The exercise
Determine how many lines of this material contain "with". Give only the number.

— BEGIN Information shown —

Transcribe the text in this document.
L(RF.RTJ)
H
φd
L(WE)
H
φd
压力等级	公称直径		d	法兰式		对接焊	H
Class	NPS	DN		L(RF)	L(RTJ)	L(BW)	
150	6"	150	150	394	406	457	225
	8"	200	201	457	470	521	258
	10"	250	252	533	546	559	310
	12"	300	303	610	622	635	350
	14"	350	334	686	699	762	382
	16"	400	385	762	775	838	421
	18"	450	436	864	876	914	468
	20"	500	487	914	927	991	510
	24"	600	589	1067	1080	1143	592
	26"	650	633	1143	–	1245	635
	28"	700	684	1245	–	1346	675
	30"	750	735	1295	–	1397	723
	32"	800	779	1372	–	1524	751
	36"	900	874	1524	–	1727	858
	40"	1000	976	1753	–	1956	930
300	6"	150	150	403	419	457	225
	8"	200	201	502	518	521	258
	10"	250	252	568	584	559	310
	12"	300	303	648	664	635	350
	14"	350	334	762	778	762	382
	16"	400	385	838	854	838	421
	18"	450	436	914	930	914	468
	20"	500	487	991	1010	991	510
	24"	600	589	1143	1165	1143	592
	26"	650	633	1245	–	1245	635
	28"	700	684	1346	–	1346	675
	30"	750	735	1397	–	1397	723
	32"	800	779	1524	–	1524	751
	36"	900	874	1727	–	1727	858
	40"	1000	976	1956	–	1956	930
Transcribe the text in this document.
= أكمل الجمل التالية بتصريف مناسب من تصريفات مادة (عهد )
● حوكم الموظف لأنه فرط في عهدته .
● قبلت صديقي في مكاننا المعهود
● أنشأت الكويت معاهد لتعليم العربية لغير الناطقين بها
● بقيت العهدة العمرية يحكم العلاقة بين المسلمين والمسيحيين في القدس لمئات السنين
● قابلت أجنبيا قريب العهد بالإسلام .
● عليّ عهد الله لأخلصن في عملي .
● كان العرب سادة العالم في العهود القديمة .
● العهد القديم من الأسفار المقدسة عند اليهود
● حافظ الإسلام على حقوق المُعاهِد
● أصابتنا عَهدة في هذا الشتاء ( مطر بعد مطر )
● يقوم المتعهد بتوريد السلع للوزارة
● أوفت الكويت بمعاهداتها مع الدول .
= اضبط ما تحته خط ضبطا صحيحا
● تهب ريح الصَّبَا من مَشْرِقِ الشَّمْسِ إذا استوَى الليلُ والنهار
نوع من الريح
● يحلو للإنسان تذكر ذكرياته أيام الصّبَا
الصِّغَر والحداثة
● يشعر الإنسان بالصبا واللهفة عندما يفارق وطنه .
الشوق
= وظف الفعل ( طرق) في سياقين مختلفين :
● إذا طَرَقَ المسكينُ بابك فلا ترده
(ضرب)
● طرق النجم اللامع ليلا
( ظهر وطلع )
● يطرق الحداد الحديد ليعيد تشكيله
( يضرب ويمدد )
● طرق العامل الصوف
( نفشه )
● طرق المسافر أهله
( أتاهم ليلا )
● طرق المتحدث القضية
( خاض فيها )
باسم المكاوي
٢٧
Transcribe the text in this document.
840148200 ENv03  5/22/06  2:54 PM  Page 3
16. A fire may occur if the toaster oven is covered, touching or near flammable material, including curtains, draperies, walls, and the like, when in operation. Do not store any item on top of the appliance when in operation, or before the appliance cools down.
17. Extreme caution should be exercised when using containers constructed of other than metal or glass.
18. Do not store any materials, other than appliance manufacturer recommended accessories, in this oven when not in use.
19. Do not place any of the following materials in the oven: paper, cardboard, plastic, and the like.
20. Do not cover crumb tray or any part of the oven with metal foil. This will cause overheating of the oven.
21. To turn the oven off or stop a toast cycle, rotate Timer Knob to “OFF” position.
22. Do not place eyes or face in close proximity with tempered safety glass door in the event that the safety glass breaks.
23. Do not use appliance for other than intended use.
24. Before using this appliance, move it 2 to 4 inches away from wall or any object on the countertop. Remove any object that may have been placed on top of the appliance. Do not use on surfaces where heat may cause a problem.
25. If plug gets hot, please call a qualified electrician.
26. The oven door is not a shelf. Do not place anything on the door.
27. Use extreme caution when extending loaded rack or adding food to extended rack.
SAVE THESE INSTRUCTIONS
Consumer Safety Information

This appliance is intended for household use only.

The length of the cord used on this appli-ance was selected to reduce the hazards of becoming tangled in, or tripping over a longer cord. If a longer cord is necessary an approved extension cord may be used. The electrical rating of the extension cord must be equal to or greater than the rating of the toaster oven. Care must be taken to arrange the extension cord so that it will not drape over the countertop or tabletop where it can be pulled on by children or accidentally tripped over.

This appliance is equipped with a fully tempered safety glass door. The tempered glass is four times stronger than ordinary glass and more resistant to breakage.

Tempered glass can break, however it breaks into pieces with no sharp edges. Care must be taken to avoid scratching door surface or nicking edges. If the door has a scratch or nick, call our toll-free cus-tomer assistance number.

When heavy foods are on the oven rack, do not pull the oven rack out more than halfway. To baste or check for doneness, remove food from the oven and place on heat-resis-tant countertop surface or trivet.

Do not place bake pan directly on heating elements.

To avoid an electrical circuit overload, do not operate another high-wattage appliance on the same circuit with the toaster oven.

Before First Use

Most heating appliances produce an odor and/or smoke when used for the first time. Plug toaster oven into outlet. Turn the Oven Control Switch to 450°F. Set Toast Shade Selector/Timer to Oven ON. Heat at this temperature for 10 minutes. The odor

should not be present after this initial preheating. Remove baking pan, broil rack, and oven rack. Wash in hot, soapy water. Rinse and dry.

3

— END Information shown —

Correct result
5